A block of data
↓↓↓

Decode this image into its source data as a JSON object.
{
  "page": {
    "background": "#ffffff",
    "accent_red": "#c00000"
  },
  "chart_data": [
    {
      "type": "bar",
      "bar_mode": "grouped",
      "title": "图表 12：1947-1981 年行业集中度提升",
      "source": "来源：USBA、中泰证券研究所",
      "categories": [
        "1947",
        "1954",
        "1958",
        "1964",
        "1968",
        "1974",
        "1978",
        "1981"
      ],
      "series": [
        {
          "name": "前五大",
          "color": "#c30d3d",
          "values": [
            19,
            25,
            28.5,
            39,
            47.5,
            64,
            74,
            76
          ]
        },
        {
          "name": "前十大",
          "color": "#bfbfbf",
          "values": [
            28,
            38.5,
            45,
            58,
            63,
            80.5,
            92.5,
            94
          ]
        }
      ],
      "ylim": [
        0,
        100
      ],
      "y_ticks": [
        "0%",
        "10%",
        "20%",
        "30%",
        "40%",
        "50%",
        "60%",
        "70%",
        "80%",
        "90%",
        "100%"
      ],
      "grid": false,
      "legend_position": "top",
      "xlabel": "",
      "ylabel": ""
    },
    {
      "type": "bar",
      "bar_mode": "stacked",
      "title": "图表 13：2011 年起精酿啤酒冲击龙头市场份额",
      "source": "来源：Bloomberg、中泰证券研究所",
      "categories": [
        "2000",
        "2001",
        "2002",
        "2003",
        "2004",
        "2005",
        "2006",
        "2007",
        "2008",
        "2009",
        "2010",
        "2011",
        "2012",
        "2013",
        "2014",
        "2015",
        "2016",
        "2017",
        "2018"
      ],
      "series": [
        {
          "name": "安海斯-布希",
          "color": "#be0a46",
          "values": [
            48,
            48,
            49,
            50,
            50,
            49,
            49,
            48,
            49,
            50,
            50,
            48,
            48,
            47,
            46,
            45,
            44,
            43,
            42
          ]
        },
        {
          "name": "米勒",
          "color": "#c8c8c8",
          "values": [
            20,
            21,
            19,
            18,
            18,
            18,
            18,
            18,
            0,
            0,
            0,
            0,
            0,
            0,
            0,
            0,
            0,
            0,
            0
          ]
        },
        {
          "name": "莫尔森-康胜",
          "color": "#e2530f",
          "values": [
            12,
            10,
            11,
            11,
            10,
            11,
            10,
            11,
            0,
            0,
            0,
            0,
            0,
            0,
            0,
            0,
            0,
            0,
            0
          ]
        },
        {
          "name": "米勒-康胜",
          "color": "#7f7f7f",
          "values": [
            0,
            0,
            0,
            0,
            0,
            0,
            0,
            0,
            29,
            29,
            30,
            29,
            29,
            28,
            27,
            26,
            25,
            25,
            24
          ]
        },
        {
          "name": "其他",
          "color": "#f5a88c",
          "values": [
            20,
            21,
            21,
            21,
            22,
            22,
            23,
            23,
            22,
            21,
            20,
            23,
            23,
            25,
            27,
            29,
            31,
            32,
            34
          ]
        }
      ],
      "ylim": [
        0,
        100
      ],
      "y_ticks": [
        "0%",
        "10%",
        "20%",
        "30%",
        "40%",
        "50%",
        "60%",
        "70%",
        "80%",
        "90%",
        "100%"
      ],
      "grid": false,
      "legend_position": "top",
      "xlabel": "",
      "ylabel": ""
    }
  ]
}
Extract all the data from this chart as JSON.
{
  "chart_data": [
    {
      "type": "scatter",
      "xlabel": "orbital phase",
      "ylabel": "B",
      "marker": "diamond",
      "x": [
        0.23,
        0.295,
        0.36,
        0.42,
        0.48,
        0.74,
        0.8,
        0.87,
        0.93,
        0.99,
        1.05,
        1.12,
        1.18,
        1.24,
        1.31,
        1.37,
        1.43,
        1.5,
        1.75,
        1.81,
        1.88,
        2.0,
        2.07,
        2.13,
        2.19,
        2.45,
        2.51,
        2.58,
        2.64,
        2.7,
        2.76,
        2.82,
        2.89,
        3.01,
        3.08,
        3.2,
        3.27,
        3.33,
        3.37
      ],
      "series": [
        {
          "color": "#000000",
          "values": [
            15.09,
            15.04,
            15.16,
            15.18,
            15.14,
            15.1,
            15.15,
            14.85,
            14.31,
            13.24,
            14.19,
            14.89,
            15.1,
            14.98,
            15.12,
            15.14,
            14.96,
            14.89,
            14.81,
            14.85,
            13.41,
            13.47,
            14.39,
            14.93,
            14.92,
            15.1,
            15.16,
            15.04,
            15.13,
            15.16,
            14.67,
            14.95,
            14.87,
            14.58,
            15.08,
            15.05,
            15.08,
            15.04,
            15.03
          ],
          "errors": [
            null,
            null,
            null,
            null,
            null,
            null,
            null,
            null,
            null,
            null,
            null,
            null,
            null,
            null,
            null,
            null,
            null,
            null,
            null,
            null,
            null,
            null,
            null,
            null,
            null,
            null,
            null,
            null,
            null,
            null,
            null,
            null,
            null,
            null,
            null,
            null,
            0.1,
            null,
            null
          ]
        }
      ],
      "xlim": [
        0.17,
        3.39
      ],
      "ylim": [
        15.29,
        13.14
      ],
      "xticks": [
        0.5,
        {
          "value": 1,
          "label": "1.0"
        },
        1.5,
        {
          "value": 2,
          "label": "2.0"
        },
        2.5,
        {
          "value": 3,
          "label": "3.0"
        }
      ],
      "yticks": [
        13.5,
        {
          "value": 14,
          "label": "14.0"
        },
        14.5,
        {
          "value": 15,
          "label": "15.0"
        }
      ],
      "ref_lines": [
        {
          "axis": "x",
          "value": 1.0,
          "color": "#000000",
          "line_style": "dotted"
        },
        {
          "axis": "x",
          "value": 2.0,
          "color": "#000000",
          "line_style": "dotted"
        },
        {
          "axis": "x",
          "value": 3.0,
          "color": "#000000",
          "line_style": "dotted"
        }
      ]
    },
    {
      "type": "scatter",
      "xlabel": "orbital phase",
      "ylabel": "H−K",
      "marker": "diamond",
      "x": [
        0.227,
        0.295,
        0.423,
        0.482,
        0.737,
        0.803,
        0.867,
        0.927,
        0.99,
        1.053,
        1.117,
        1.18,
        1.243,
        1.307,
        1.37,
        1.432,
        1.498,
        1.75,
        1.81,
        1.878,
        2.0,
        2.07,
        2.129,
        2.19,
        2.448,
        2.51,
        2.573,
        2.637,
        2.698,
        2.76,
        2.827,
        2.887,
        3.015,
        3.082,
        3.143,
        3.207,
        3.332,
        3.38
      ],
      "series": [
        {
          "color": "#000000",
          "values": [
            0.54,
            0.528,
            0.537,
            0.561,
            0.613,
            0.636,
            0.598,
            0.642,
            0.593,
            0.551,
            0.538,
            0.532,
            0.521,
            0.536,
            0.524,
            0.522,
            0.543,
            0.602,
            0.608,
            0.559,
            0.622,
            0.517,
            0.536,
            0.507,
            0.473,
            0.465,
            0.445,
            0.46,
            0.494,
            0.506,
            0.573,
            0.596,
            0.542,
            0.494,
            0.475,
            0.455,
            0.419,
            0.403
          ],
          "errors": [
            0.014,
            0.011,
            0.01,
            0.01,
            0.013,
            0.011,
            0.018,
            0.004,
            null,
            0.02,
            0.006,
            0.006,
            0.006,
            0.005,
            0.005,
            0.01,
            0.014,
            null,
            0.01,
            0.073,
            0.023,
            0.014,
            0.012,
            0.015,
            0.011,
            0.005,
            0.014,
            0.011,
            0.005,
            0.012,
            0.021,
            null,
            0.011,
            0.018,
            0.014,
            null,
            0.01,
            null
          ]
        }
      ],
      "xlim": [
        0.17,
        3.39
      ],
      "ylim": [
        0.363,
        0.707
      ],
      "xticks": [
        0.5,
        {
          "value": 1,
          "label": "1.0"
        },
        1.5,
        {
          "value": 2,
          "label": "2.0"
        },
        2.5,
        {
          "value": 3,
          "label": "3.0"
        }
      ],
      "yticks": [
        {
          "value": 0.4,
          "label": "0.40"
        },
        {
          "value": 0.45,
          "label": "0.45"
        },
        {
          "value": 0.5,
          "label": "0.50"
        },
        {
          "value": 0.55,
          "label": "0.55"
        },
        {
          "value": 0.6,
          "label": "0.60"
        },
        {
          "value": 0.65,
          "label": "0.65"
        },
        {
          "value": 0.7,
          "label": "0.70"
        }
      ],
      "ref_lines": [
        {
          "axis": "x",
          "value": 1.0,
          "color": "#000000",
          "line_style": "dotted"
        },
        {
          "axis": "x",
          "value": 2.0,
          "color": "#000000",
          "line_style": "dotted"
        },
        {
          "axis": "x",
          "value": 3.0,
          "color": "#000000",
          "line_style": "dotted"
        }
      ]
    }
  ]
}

↑↑↑

Required work: Copy out every line that includes the word "title".

Task solution:
      "title": "图表 12：1947-1981 年行业集中度提升",
      "title": "图表 13：2011 年起精酿啤酒冲击龙头市场份额",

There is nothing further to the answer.